▶ **Dataset entries**
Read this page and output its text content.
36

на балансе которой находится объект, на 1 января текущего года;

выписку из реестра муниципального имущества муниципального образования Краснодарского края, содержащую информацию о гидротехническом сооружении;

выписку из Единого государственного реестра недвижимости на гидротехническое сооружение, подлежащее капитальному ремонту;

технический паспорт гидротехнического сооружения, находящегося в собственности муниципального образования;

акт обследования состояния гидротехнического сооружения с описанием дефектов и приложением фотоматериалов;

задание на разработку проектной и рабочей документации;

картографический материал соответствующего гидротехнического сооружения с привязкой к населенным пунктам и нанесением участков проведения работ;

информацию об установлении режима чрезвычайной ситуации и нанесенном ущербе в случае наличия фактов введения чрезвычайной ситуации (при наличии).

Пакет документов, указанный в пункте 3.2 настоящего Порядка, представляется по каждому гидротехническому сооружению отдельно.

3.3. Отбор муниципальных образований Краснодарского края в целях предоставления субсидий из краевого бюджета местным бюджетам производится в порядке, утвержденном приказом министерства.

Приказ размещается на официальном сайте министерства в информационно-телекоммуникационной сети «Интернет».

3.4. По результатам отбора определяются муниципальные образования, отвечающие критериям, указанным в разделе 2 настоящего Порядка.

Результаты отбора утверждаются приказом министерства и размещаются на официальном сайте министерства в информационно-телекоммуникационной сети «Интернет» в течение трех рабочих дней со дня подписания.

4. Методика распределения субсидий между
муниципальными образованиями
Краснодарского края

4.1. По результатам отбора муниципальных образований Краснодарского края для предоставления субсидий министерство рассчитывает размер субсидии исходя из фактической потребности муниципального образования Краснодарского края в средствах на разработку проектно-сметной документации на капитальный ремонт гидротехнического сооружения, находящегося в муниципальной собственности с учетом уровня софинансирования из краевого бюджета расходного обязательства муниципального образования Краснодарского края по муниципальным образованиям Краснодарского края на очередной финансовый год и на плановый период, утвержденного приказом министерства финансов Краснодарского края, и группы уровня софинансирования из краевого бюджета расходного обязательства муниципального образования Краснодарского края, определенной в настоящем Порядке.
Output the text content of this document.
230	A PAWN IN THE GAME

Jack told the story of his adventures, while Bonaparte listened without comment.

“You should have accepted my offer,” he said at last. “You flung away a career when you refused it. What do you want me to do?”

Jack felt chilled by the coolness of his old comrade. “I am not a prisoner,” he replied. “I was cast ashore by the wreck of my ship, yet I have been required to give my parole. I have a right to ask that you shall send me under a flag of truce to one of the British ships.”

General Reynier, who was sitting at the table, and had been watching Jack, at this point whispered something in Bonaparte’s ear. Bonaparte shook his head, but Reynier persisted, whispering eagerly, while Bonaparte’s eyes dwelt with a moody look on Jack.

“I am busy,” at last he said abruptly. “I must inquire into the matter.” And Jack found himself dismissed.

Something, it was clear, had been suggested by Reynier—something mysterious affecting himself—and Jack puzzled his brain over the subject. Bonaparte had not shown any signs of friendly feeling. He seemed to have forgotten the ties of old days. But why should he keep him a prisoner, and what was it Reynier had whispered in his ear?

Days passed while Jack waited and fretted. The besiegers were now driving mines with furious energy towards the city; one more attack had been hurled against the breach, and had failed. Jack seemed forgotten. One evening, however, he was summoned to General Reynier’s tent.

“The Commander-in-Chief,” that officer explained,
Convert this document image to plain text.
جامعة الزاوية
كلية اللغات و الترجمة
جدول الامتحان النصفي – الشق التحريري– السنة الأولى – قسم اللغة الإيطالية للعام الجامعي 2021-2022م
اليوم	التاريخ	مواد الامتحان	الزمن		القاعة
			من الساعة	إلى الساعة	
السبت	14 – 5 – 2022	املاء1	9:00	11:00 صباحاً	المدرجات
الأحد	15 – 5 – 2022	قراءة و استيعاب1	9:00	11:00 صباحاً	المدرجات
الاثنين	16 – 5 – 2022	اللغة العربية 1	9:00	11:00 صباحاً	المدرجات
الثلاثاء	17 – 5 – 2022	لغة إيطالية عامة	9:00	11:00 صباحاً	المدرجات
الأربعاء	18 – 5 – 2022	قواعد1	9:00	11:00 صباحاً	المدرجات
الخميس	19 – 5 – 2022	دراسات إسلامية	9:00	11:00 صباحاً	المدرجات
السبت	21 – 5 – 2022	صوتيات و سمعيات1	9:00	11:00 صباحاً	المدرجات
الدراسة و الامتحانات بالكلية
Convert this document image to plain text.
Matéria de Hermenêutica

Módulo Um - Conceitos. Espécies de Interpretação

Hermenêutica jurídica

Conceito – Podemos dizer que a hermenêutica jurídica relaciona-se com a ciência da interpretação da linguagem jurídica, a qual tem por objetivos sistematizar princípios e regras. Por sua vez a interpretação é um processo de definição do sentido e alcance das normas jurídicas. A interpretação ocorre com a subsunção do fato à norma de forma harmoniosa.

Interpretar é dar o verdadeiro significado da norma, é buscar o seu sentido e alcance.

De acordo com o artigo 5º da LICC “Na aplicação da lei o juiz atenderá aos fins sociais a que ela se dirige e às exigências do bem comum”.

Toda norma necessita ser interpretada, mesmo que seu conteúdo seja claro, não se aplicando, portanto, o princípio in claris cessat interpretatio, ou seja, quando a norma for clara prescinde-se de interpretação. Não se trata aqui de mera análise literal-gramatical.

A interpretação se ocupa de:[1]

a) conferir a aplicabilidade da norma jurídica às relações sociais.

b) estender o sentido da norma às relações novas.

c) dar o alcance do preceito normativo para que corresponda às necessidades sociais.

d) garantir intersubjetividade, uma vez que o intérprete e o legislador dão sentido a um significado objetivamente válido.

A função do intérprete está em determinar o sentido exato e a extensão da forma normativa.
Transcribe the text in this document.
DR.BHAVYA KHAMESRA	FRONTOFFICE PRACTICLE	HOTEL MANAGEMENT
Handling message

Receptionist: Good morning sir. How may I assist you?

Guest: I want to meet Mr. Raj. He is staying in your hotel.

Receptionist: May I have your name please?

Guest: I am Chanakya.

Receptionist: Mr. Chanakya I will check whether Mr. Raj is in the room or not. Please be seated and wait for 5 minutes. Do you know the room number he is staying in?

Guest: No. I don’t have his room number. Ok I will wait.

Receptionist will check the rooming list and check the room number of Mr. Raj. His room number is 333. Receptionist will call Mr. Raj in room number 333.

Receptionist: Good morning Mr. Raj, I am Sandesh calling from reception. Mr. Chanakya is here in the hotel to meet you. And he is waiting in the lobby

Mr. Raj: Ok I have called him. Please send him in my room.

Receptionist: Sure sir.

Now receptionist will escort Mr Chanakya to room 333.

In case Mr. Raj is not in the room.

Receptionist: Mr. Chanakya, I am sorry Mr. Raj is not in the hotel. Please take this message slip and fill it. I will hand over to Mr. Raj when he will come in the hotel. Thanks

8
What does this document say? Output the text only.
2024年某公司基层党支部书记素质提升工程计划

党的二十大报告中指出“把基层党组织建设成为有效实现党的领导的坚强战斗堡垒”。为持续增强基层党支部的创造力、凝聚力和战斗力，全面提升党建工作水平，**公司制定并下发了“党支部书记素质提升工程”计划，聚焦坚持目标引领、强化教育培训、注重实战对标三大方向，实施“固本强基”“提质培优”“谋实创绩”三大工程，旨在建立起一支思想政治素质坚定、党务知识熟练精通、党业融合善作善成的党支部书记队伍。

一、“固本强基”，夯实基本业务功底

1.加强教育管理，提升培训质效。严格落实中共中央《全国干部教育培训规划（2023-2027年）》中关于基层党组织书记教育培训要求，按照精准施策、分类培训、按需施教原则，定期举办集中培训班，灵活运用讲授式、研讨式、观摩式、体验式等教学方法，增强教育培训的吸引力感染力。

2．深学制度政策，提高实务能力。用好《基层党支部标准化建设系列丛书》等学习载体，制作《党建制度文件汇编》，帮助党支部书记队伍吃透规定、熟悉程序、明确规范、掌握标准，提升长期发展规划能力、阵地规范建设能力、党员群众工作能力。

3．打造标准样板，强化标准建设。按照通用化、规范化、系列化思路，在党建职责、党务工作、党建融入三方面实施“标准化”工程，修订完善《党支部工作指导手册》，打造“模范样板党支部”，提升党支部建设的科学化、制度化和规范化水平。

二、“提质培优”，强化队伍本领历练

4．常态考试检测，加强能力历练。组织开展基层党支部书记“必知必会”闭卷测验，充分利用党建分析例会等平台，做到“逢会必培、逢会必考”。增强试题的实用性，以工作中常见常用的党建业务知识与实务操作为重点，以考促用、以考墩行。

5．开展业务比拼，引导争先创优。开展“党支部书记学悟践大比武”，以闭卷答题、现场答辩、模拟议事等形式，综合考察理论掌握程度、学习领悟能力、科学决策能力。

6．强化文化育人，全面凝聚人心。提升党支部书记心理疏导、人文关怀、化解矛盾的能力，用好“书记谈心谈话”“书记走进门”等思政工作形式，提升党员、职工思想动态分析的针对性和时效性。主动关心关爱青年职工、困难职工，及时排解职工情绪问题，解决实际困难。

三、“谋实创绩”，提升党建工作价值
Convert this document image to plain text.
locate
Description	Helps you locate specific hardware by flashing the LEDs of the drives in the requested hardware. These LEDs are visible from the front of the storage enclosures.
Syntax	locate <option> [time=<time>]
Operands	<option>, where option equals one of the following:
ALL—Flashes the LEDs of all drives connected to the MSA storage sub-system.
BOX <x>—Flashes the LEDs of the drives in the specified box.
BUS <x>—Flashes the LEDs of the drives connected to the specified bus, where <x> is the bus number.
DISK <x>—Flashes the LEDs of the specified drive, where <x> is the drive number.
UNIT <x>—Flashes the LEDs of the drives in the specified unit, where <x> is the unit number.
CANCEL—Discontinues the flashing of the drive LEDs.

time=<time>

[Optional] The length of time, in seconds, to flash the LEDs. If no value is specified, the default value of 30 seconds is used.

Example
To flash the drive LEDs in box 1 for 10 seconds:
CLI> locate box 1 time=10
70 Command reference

▶ **Task directions**
Tally up the lines in the records containing the word "whispered", then give the count and nothing else.

▶ **Expected output**
2